[Task requirements] Every line containing the word "calendar" needs to be found and copied.

** begin **

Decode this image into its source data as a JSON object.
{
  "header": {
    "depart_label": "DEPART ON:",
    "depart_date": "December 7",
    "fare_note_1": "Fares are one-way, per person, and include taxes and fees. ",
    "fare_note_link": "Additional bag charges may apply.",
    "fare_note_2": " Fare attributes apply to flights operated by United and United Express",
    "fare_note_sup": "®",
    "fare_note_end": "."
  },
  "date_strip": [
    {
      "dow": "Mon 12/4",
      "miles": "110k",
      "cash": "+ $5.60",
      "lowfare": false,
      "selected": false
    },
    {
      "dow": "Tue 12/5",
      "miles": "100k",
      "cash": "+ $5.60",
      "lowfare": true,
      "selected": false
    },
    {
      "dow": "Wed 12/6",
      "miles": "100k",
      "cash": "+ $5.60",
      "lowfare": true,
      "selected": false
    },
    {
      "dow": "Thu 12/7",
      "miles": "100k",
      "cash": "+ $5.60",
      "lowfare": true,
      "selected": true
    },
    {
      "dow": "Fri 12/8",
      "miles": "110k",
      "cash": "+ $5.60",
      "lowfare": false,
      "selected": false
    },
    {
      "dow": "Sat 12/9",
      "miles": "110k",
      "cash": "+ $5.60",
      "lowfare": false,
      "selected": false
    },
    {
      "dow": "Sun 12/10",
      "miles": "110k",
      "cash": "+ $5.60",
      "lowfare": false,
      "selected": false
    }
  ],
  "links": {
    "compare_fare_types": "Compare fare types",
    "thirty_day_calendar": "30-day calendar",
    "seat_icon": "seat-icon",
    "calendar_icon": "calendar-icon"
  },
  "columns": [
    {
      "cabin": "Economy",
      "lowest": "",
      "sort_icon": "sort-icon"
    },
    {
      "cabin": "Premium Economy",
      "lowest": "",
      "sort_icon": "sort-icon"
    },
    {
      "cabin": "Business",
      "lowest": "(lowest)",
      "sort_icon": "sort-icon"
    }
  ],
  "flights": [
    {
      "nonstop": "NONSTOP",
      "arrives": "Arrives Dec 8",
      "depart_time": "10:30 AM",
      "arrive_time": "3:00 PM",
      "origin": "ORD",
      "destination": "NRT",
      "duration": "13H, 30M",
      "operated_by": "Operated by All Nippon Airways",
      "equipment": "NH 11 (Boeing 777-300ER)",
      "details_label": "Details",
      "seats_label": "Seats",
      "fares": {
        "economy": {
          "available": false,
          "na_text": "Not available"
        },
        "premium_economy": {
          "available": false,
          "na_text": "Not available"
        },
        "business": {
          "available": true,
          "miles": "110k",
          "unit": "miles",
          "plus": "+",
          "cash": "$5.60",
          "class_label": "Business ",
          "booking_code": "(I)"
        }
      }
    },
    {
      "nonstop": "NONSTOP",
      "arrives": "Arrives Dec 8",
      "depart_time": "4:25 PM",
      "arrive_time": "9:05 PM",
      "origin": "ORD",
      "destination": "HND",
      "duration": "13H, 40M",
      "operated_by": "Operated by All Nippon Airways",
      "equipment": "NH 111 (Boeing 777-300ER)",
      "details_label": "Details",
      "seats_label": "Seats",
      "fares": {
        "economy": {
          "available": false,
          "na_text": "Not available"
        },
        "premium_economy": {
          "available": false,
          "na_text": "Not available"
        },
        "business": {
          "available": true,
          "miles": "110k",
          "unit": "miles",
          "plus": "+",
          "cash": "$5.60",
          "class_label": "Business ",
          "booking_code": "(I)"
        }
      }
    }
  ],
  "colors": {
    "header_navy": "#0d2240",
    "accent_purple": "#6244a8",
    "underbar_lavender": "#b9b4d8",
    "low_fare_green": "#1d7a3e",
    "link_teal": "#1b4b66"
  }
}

** end **

[Complete answer]
    "thirty_day_calendar": "30-day calendar",
    "calendar_icon": "calendar-icon"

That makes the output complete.